Text to read -
^^^^^^^^

NOTE ON THE USE OF THIS COMMENTARY
Whenever a specific window is used it will be printed in italics and underlined.
When we ponder the Scriptures prayerfully we no longer feel alone. We have the unshakeable certainty that someone is speaking to us, someone in seeking us and someone is standing by our side, and we are given new strength and encouragement through the presence of the Risen Lord.
As you wrestle with today’s reading you will soon realise the need to concentrate on just one part of the text. There is just too much here to handle during one time of reading, reflection and responding (prayer). Take only part each day for your prayer.
PRAYER before praying Scripture.
FATHER, you gave St Jerome and St Paula delight in his study of Holy Scripture. May we find in your word the flood of salvation and the fountain of life that you have promised, through Christ Our Lord.
Let us now read this Sunday’s Good News
TWENTY-SEVENTH SUNDAY OF ORDINARY TIME.
YEAR 1; Matthew 21: 33 – 43
33 “Here is another parable.”
The word “parable” means “comparison.” Parables were told to reveal, not to hide the truth. We can see a perfect example of the form and function of a parable in 2 Sam 12: 1 – 4. Take a moment to read it.
At first glance the parable appears to be simply a short fictional story. A parable is told to personally criticise the person to whom the parable is told, to raise that person’s consciouness to a new level of understanding, to call that person to conversion and reform.1
In order to understand the parable we must be aware of the context in which it is told. This parable is told by Nathan, the prophet, to David who had committed adultery with Bathsheba and arranged for the murder of her husband. David gets involved in the story and condemns the perpetrator. At this point Nathan informs him that he is the guilty party.
A parable is a comparison in that it compares someone in the story to someone listening to the story.
As we study and reflect on today’s gospel please keep this understanding of parable in mind.
The audience: The chief priests and the Pharisees. 21: 23; 21: 45
There was a landowner who planted a vineyard, put a hedge around it, dug a wine press in it, and built a tower. Then he leased it to tenants and went on a journey. 34When vintage time drew near, he sent his servants to the tenants to obtain his produce. 35But the tenants seized the servants and one they beat, another they killed, and a third they stoned. 36Again he sent other servants, more numerous than the first ones, but they treated them in the same way. 37Finally, he sent his son to them, thinking, ‘They will respect my son.’ 38But when the tenants saw the son, they said to one another, ‘This is the heir. Come, let us kill him and acquire his inheritance.’ 39They seized him, threw him out of the vineyard, and killed him.

^^^^^^^^

Direction - Sum up the commentary above in two sentences.

^^^^^^^^

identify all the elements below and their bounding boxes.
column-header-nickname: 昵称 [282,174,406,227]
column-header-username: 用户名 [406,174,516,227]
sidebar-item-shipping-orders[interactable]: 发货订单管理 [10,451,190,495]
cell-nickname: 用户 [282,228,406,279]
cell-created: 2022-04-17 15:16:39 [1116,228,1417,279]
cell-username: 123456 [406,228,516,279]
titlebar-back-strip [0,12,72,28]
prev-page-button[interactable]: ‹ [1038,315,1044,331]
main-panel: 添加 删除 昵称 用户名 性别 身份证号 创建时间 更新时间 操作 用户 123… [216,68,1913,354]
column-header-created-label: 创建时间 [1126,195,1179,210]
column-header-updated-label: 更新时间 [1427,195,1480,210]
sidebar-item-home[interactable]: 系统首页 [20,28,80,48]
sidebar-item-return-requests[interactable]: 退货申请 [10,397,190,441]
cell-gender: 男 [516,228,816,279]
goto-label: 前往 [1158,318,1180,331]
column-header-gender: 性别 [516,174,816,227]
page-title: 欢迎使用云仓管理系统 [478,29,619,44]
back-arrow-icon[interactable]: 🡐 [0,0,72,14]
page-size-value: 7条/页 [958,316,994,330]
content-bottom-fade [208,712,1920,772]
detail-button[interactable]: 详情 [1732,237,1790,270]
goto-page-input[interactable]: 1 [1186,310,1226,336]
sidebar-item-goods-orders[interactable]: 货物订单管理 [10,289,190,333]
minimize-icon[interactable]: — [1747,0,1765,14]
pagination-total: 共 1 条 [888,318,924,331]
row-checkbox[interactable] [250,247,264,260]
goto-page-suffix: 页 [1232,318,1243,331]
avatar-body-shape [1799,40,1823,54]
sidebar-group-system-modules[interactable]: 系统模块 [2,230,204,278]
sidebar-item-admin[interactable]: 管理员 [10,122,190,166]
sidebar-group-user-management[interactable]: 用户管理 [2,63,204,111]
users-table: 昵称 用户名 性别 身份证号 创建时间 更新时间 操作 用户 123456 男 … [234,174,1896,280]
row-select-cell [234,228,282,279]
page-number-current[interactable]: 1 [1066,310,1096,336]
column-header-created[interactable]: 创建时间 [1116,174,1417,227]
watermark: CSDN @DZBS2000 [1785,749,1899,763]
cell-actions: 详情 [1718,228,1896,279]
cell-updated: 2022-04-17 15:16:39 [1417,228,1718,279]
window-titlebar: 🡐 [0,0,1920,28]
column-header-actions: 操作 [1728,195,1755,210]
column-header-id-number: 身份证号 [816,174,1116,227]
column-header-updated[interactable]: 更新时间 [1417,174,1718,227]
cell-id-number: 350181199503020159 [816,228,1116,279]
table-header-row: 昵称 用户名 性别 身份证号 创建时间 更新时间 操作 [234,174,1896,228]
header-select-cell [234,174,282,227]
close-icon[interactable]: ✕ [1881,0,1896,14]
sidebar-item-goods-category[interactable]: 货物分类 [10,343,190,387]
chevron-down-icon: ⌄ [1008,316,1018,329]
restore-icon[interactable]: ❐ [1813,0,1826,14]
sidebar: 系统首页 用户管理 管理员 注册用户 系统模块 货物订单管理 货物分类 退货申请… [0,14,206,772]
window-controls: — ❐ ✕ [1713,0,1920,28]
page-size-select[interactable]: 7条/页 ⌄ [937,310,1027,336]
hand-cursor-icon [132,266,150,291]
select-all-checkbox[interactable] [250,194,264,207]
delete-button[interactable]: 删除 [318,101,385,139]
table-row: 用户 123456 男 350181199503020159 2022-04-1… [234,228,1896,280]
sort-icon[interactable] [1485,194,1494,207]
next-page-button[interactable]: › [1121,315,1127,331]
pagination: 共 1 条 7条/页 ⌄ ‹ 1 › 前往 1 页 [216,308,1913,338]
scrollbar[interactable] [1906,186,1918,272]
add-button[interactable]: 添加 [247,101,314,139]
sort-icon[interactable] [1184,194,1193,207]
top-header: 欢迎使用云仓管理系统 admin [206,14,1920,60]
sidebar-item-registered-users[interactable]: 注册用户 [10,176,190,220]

^^^^^^^^

Solution below - The commentary explains that a parable is a comparison told to reveal the truth and to call the listener to conversion, using Nathan's story to David in 2 Sam 12 as an example. It then gives the reading from Matthew 21, spoken to the chief priests and the Pharisees, in which the tenants of a vineyard beat and kill the landowner's servants and finally kill his son.